DATA LINES
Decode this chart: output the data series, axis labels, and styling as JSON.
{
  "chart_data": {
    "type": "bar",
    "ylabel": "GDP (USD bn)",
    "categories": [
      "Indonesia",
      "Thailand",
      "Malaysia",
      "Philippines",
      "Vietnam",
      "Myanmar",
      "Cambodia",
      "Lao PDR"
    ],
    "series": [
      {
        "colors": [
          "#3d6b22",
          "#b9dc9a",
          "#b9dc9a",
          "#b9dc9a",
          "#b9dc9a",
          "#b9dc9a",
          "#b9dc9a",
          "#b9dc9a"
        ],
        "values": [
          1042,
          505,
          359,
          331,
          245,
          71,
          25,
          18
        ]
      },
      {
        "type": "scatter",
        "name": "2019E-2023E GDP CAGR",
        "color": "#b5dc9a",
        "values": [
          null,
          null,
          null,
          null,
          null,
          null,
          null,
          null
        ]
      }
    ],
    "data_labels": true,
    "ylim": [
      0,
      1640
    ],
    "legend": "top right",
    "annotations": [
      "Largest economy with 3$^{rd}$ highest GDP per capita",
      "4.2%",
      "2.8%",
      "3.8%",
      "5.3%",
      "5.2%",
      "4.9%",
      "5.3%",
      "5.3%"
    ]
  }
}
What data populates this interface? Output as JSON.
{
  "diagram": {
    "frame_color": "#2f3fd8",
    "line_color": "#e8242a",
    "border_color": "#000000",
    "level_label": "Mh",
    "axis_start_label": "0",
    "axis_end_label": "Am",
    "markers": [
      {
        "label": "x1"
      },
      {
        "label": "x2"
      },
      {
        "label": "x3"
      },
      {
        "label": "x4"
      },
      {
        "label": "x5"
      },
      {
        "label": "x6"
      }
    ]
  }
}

WHAT THE TASK ASKS
All of the data shown above must be copied exactly.

CORRECT OUTPUT
Decode this chart: output the data series, axis labels, and styling as JSON.
{
  "chart_data": {
    "type": "bar",
    "ylabel": "GDP (USD bn)",
    "categories": [
      "Indonesia",
      "Thailand",
      "Malaysia",
      "Philippines",
      "Vietnam",
      "Myanmar",
      "Cambodia",
      "Lao PDR"
    ],
    "series": [
      {
        "colors": [
          "#3d6b22",
          "#b9dc9a",
          "#b9dc9a",
          "#b9dc9a",
          "#b9dc9a",
          "#b9dc9a",
          "#b9dc9a",
          "#b9dc9a"
        ],
        "values": [
          1042,
          505,
          359,
          331,
          245,
          71,
          25,
          18
        ]
      },
      {
        "type": "scatter",
        "name": "2019E-2023E GDP CAGR",
        "color": "#b5dc9a",
        "values": [
          null,
          null,
          null,
          null,
          null,
          null,
          null,
          null
        ]
      }
    ],
    "data_labels": true,
    "ylim": [
      0,
      1640
    ],
    "legend": "top right",
    "annotations": [
      "Largest economy with 3$^{rd}$ highest GDP per capita",
      "4.2%",
      "2.8%",
      "3.8%",
      "5.3%",
      "5.2%",
      "4.9%",
      "5.3%",
      "5.3%"
    ]
  }
}
What data populates this interface? Output as JSON.
{
  "diagram": {
    "frame_color": "#2f3fd8",
    "line_color": "#e8242a",
    "border_color": "#000000",
    "level_label": "Mh",
    "axis_start_label": "0",
    "axis_end_label": "Am",
    "markers": [
      {
        "label": "x1"
      },
      {
        "label": "x2"
      },
      {
        "label": "x3"
      },
      {
        "label": "x4"
      },
      {
        "label": "x5"
      },
      {
        "label": "x6"
      }
    ]
  }
}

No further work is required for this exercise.